PROBLEM: Show all lines that include the string "Registry"; copy each one.

EXERCISE DATA:
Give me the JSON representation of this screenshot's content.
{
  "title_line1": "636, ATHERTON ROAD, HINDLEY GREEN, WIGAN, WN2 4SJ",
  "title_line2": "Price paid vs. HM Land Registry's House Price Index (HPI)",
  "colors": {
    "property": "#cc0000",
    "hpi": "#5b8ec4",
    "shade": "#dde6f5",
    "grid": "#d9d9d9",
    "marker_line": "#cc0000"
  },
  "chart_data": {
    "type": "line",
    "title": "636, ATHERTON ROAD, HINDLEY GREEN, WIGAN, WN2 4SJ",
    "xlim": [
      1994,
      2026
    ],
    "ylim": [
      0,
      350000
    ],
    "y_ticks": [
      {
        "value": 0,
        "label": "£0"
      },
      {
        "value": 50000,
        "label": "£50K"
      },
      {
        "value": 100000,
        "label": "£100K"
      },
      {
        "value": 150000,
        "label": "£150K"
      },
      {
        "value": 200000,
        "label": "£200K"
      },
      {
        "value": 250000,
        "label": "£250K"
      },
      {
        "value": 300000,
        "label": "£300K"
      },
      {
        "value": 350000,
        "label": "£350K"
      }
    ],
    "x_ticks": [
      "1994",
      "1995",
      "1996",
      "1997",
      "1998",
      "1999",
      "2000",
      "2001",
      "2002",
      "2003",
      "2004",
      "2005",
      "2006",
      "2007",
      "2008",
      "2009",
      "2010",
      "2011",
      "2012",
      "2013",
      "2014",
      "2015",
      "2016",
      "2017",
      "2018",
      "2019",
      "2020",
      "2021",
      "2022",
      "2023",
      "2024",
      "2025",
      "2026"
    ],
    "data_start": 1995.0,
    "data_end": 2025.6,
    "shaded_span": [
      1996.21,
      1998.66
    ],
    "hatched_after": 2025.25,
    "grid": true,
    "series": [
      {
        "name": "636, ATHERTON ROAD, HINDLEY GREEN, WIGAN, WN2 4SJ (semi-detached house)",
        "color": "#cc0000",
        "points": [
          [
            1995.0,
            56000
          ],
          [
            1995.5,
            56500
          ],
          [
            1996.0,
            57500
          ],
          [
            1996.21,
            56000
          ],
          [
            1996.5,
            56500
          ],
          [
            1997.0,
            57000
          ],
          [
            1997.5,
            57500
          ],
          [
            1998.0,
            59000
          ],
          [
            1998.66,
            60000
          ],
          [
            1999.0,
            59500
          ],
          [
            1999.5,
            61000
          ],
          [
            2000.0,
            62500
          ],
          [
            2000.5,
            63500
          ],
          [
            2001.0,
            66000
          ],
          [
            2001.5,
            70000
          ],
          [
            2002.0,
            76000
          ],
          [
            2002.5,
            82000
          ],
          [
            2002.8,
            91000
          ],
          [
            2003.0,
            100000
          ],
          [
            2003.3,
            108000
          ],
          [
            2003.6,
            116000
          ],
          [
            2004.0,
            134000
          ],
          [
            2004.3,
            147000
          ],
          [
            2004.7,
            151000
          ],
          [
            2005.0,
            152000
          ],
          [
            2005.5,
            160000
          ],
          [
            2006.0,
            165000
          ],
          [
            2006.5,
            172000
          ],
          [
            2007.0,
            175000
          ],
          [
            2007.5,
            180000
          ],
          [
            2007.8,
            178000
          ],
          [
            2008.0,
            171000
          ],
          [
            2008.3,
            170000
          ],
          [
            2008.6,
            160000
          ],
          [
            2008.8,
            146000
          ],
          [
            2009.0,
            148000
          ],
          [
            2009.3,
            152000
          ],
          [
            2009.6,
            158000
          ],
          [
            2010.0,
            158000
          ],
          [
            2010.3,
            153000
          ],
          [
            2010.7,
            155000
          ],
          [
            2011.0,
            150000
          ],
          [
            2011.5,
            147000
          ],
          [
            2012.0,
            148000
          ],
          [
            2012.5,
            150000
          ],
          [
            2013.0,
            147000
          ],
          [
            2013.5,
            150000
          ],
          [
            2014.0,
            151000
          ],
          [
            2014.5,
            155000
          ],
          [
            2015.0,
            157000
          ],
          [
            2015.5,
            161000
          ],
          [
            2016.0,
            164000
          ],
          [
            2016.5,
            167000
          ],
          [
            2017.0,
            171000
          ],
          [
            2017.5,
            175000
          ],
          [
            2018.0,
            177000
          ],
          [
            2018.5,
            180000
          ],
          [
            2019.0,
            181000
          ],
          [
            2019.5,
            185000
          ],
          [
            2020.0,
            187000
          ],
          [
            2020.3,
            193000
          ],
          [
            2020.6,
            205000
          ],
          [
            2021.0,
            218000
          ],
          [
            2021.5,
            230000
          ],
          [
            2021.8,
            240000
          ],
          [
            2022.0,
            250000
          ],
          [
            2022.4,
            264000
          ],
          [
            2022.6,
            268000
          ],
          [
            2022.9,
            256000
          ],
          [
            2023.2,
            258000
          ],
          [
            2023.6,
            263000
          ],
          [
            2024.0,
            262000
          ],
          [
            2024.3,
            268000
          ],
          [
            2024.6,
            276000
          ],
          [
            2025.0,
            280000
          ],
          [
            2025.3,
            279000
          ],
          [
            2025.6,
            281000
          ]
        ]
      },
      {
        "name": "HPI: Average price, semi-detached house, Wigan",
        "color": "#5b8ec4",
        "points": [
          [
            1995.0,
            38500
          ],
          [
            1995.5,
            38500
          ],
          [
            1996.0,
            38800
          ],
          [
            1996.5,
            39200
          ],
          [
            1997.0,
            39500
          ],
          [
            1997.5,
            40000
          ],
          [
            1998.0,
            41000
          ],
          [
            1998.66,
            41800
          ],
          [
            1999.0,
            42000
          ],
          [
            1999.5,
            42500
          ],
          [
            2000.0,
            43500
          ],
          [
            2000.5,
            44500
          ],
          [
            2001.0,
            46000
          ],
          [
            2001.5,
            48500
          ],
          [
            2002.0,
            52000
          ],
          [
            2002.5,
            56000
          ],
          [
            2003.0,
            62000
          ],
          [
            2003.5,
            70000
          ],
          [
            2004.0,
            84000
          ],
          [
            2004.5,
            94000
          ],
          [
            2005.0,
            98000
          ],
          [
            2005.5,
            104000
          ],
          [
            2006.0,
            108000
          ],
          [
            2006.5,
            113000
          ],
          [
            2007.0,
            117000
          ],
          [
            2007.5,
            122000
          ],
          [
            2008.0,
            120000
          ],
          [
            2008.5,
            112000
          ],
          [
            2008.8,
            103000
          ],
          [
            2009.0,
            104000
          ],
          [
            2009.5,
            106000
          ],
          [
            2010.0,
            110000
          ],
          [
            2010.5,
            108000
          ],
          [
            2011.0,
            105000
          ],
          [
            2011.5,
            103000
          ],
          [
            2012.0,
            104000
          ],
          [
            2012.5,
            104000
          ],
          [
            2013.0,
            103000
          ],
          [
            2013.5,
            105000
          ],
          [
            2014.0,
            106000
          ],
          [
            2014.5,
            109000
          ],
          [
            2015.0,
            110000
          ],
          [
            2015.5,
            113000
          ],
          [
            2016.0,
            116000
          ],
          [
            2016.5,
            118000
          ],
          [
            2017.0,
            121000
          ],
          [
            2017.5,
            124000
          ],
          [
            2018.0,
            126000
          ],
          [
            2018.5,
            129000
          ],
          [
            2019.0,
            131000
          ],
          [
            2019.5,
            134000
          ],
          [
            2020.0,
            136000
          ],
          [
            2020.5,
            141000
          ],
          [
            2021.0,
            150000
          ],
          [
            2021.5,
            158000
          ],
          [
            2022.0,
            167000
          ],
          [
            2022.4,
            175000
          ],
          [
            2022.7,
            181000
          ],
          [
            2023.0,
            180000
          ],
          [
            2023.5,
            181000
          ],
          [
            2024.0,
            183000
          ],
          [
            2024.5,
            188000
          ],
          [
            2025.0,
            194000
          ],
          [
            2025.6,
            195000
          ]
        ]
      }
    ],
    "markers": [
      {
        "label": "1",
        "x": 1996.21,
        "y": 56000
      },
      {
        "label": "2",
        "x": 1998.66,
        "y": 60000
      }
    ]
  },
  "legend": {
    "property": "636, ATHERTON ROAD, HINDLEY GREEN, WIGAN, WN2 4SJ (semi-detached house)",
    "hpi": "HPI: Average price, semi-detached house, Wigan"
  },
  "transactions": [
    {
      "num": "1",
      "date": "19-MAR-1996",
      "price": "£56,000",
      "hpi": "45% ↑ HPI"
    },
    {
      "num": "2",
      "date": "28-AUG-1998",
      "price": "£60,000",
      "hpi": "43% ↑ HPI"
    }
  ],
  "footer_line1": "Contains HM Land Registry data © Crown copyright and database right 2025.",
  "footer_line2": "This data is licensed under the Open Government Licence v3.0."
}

EXPECTED OUTPUT:
  "title_line2": "Price paid vs. HM Land Registry's House Price Index (HPI)",
  "footer_line1": "Contains HM Land Registry data © Crown copyright and database right 2025.",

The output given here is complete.